(Source data)

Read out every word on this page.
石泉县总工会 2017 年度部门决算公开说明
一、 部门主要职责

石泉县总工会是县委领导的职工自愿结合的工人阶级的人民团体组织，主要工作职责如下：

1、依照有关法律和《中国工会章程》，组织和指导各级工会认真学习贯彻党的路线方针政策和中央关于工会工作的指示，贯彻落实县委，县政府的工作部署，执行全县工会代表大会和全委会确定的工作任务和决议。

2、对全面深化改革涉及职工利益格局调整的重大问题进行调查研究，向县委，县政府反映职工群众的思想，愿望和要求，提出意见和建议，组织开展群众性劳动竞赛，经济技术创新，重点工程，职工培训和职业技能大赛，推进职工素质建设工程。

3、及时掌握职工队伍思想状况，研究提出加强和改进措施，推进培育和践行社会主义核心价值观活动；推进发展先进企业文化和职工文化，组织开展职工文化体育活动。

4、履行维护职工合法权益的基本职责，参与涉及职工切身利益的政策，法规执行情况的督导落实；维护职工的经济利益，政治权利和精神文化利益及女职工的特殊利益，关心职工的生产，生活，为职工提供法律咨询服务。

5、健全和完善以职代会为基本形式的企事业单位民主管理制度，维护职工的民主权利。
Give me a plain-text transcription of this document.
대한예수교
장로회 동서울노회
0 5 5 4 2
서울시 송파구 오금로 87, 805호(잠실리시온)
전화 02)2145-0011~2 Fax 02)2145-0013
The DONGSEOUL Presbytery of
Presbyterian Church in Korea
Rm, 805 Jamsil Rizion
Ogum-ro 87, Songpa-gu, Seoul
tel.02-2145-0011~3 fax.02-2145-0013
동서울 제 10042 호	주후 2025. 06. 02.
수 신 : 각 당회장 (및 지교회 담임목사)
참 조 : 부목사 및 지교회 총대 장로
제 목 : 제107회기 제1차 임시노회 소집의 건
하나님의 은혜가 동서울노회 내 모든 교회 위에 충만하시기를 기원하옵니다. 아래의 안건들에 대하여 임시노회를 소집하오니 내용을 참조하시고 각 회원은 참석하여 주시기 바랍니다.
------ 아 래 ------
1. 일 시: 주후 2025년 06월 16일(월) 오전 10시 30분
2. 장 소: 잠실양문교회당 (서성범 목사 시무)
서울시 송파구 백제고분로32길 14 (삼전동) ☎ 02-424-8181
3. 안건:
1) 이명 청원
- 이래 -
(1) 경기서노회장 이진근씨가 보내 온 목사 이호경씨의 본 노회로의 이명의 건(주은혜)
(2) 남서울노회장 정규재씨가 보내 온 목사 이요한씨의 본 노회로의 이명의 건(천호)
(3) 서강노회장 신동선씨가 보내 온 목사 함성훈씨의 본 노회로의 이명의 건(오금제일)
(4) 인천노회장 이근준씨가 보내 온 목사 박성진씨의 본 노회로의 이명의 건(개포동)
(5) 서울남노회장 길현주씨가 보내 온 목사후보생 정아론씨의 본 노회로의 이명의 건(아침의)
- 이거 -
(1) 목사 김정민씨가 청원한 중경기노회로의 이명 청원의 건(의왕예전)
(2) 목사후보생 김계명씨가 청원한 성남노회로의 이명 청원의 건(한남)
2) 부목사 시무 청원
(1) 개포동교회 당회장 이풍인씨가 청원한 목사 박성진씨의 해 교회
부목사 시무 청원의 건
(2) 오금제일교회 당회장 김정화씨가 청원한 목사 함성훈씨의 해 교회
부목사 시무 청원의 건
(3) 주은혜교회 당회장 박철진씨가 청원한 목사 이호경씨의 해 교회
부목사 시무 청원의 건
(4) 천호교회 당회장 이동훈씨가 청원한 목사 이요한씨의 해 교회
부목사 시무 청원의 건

* **TASK TO COMPLETE**
Copy every line exactly. Leave nothing out.

* **TASK ANSWER**
Read out every word on this page.
石泉县总工会 2017 年度部门决算公开说明
一、 部门主要职责

石泉县总工会是县委领导的职工自愿结合的工人阶级的人民团体组织，主要工作职责如下：

1、依照有关法律和《中国工会章程》，组织和指导各级工会认真学习贯彻党的路线方针政策和中央关于工会工作的指示，贯彻落实县委，县政府的工作部署，执行全县工会代表大会和全委会确定的工作任务和决议。

2、对全面深化改革涉及职工利益格局调整的重大问题进行调查研究，向县委，县政府反映职工群众的思想，愿望和要求，提出意见和建议，组织开展群众性劳动竞赛，经济技术创新，重点工程，职工培训和职业技能大赛，推进职工素质建设工程。

3、及时掌握职工队伍思想状况，研究提出加强和改进措施，推进培育和践行社会主义核心价值观活动；推进发展先进企业文化和职工文化，组织开展职工文化体育活动。

4、履行维护职工合法权益的基本职责，参与涉及职工切身利益的政策，法规执行情况的督导落实；维护职工的经济利益，政治权利和精神文化利益及女职工的特殊利益，关心职工的生产，生活，为职工提供法律咨询服务。

5、健全和完善以职代会为基本形式的企事业单位民主管理制度，维护职工的民主权利。
Give me a plain-text transcription of this document.
대한예수교
장로회 동서울노회
0 5 5 4 2
서울시 송파구 오금로 87, 805호(잠실리시온)
전화 02)2145-0011~2 Fax 02)2145-0013
The DONGSEOUL Presbytery of
Presbyterian Church in Korea
Rm, 805 Jamsil Rizion
Ogum-ro 87, Songpa-gu, Seoul
tel.02-2145-0011~3 fax.02-2145-0013
동서울 제 10042 호	주후 2025. 06. 02.
수 신 : 각 당회장 (및 지교회 담임목사)
참 조 : 부목사 및 지교회 총대 장로
제 목 : 제107회기 제1차 임시노회 소집의 건
하나님의 은혜가 동서울노회 내 모든 교회 위에 충만하시기를 기원하옵니다. 아래의 안건들에 대하여 임시노회를 소집하오니 내용을 참조하시고 각 회원은 참석하여 주시기 바랍니다.
------ 아 래 ------
1. 일 시: 주후 2025년 06월 16일(월) 오전 10시 30분
2. 장 소: 잠실양문교회당 (서성범 목사 시무)
서울시 송파구 백제고분로32길 14 (삼전동) ☎ 02-424-8181
3. 안건:
1) 이명 청원
- 이래 -
(1) 경기서노회장 이진근씨가 보내 온 목사 이호경씨의 본 노회로의 이명의 건(주은혜)
(2) 남서울노회장 정규재씨가 보내 온 목사 이요한씨의 본 노회로의 이명의 건(천호)
(3) 서강노회장 신동선씨가 보내 온 목사 함성훈씨의 본 노회로의 이명의 건(오금제일)
(4) 인천노회장 이근준씨가 보내 온 목사 박성진씨의 본 노회로의 이명의 건(개포동)
(5) 서울남노회장 길현주씨가 보내 온 목사후보생 정아론씨의 본 노회로의 이명의 건(아침의)
- 이거 -
(1) 목사 김정민씨가 청원한 중경기노회로의 이명 청원의 건(의왕예전)
(2) 목사후보생 김계명씨가 청원한 성남노회로의 이명 청원의 건(한남)
2) 부목사 시무 청원
(1) 개포동교회 당회장 이풍인씨가 청원한 목사 박성진씨의 해 교회
부목사 시무 청원의 건
(2) 오금제일교회 당회장 김정화씨가 청원한 목사 함성훈씨의 해 교회
부목사 시무 청원의 건
(3) 주은혜교회 당회장 박철진씨가 청원한 목사 이호경씨의 해 교회
부목사 시무 청원의 건
(4) 천호교회 당회장 이동훈씨가 청원한 목사 이요한씨의 해 교회
부목사 시무 청원의 건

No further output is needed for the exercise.